TASK STATEMENT:
Below is a listing. Gather each line of it that contains "Connections".

Stored data
##########
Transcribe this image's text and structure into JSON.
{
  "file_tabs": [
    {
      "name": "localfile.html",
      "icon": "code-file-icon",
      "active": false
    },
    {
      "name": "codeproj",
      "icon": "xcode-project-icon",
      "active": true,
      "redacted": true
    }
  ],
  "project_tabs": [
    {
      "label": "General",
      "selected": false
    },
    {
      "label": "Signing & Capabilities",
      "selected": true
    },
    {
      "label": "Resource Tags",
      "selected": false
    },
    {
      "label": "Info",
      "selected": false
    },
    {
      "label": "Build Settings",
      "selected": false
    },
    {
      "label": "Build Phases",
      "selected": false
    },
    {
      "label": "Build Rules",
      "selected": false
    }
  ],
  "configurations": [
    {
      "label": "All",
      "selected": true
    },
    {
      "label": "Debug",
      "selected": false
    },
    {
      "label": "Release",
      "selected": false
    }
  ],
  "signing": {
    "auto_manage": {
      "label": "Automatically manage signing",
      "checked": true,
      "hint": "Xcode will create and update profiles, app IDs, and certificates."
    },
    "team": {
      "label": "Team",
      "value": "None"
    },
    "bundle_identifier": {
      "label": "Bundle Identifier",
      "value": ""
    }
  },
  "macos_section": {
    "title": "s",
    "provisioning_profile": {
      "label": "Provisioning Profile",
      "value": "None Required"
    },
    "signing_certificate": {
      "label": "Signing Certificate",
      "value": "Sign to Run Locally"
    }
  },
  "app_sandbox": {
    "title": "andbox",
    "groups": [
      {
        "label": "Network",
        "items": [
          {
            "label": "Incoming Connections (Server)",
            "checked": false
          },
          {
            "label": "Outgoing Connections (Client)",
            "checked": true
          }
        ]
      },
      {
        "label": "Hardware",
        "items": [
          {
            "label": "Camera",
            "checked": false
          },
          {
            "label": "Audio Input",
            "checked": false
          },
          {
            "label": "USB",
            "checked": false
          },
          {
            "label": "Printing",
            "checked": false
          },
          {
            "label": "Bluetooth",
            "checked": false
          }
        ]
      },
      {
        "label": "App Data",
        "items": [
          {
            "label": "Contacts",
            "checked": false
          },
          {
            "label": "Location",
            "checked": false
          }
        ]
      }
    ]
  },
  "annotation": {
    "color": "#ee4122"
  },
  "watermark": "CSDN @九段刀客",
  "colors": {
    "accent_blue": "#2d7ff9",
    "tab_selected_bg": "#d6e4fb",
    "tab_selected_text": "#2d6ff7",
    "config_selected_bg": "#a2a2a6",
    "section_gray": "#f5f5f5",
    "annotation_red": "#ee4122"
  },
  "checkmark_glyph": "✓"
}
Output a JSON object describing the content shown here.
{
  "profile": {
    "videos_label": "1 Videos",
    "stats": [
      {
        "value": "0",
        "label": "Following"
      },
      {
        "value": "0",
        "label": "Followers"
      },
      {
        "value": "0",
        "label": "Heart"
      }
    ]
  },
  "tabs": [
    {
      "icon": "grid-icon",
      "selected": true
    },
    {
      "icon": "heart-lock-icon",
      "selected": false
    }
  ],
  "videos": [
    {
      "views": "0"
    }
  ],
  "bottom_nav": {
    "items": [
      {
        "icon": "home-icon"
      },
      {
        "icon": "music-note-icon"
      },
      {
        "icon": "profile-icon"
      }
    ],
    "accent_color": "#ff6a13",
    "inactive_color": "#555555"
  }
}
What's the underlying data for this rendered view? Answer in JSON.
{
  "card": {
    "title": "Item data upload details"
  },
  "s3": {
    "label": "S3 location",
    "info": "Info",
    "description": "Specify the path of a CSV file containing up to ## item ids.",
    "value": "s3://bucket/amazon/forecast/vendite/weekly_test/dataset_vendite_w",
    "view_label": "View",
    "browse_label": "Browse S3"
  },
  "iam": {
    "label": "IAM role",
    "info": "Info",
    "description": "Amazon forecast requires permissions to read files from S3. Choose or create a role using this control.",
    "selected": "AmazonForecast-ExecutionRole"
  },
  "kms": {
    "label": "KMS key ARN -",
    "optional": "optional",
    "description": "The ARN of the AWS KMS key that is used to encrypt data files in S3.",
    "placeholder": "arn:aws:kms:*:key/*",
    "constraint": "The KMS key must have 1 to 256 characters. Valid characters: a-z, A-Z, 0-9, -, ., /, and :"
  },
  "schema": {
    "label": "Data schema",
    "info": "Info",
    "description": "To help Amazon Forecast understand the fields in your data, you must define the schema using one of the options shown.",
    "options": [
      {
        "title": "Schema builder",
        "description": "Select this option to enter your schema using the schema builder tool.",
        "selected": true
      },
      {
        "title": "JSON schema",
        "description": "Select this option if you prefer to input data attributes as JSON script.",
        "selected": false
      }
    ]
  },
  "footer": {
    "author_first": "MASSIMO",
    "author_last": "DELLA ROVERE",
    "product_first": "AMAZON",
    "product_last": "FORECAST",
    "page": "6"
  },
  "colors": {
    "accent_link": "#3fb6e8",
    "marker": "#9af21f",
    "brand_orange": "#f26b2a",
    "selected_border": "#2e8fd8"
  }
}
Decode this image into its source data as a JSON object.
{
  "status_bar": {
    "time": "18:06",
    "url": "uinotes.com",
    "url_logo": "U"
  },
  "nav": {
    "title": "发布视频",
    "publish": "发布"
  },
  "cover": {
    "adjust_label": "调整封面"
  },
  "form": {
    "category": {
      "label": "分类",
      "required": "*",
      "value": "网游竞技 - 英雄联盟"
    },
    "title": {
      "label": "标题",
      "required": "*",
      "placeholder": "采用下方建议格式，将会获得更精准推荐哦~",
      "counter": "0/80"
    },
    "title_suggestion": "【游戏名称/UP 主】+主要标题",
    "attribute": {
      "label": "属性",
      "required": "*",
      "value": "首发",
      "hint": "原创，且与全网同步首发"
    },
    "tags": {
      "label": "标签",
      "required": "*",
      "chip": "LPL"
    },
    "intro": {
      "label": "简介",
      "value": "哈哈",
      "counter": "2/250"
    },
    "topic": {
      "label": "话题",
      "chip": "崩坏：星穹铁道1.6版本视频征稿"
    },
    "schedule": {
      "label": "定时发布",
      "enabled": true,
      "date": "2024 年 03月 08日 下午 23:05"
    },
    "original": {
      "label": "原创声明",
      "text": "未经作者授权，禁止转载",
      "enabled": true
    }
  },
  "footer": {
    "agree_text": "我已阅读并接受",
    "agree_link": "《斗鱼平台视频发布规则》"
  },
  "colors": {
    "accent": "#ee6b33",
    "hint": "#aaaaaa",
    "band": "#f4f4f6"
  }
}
##########
SOLVED PROBLEM:
            "label": "Incoming Connections (Server)",
            "label": "Outgoing Connections (Client)",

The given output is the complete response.